◆ Given problem
Identify all lines in the data containing the string "Type". Copy them out.
--- Start of Material ---
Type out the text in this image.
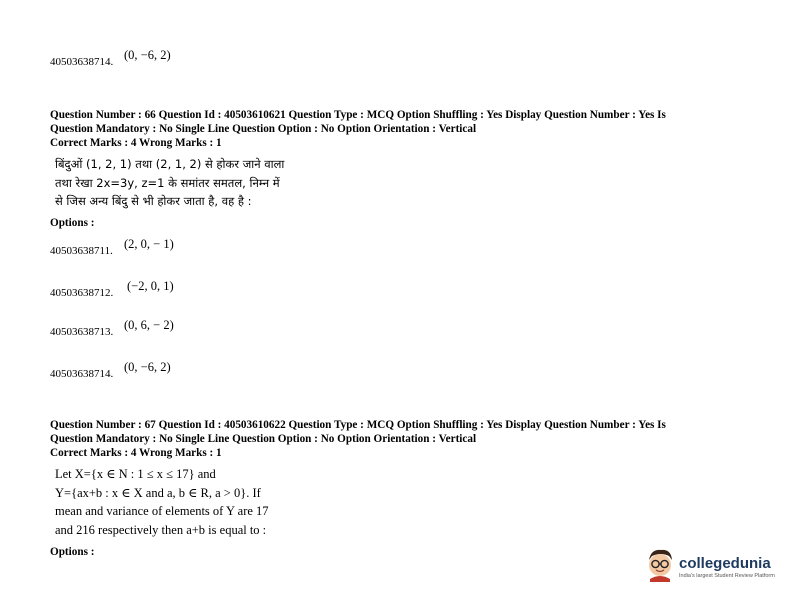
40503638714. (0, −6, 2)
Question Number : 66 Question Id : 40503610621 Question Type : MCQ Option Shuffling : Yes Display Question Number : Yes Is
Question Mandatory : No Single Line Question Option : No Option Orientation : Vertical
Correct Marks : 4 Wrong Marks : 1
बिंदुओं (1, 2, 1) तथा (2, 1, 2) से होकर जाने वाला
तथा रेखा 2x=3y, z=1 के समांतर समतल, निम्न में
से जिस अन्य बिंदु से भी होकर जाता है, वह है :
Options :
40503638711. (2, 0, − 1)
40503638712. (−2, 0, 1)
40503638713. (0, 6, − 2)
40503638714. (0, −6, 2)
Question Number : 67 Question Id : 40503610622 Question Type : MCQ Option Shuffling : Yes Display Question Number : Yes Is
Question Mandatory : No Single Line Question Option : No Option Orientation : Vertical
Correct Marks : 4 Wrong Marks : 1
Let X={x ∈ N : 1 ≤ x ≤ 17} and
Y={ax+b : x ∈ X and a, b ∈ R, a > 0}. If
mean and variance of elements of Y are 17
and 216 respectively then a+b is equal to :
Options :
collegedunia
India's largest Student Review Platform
--- End of Material ---
--- Start of Material ---
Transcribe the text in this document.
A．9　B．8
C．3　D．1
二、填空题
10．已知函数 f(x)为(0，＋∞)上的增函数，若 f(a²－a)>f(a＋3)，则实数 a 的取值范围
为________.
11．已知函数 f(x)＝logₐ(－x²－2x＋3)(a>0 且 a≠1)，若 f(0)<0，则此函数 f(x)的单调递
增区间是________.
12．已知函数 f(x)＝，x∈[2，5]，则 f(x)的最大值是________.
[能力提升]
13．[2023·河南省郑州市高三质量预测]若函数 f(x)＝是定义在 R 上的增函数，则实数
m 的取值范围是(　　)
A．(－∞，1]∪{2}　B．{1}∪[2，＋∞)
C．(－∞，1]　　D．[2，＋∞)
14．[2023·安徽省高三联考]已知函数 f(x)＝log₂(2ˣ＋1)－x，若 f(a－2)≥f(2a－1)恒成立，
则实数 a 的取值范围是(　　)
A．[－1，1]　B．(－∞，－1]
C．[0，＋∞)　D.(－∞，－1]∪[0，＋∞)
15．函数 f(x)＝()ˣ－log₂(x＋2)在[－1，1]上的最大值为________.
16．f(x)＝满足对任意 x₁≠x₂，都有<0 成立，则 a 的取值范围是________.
--- End of Material ---
--- Start of Material ---
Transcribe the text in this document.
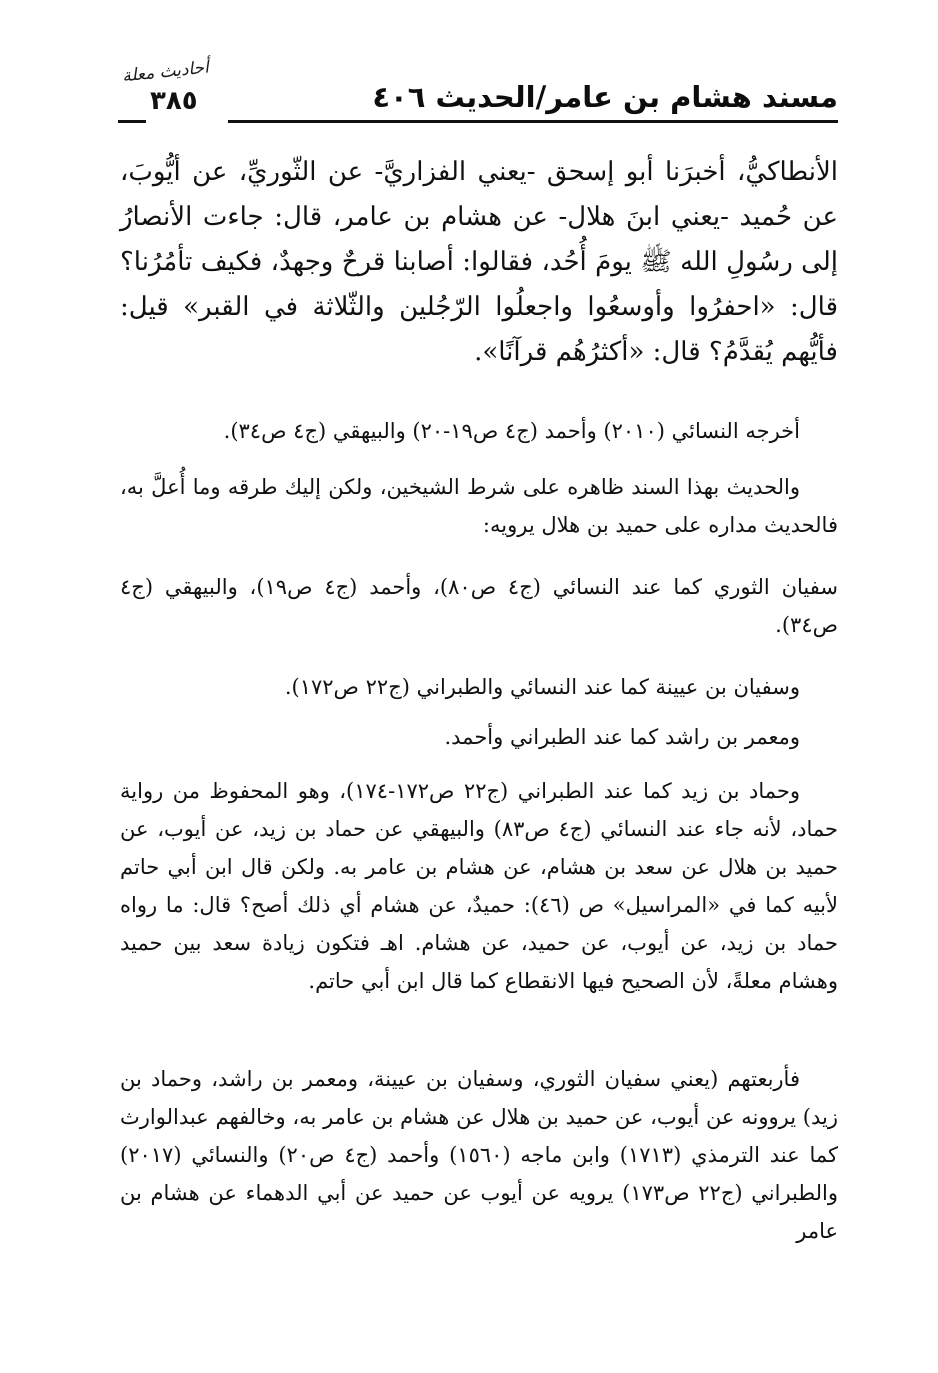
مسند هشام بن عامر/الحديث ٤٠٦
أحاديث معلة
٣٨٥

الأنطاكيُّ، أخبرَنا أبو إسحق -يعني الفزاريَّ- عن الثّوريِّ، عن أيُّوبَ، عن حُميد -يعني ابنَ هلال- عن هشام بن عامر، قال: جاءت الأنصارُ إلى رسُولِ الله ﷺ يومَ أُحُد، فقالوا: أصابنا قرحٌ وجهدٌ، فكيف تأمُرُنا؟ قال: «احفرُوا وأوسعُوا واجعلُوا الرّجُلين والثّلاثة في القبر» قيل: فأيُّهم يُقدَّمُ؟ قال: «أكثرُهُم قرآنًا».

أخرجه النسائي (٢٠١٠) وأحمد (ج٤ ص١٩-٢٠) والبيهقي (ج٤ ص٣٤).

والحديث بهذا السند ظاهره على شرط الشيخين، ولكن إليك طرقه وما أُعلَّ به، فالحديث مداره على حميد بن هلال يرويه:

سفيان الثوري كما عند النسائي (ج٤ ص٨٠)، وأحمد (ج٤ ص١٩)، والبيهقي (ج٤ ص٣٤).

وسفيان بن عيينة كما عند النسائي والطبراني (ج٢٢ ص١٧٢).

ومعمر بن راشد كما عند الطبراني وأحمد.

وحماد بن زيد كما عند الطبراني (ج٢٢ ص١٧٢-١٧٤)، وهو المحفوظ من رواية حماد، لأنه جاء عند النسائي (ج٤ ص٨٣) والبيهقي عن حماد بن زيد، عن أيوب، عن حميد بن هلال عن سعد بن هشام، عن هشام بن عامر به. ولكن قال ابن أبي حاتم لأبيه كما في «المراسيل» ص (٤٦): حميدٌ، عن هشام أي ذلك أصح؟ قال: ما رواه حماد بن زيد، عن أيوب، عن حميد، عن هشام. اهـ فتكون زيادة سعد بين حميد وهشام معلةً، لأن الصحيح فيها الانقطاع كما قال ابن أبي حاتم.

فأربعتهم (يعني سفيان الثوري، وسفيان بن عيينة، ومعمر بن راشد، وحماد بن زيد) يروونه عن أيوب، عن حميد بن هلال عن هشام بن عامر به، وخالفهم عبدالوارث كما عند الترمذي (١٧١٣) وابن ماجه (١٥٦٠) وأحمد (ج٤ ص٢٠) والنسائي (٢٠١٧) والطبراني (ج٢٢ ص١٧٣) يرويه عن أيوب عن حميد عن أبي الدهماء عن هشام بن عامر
--- End of Material ---
◆ Expected output
Type out the text in this image.
Question Number : 66 Question Id : 40503610621 Question Type : MCQ Option Shuffling : Yes Display Question Number : Yes Is
Question Number : 67 Question Id : 40503610622 Question Type : MCQ Option Shuffling : Yes Display Question Number : Yes Is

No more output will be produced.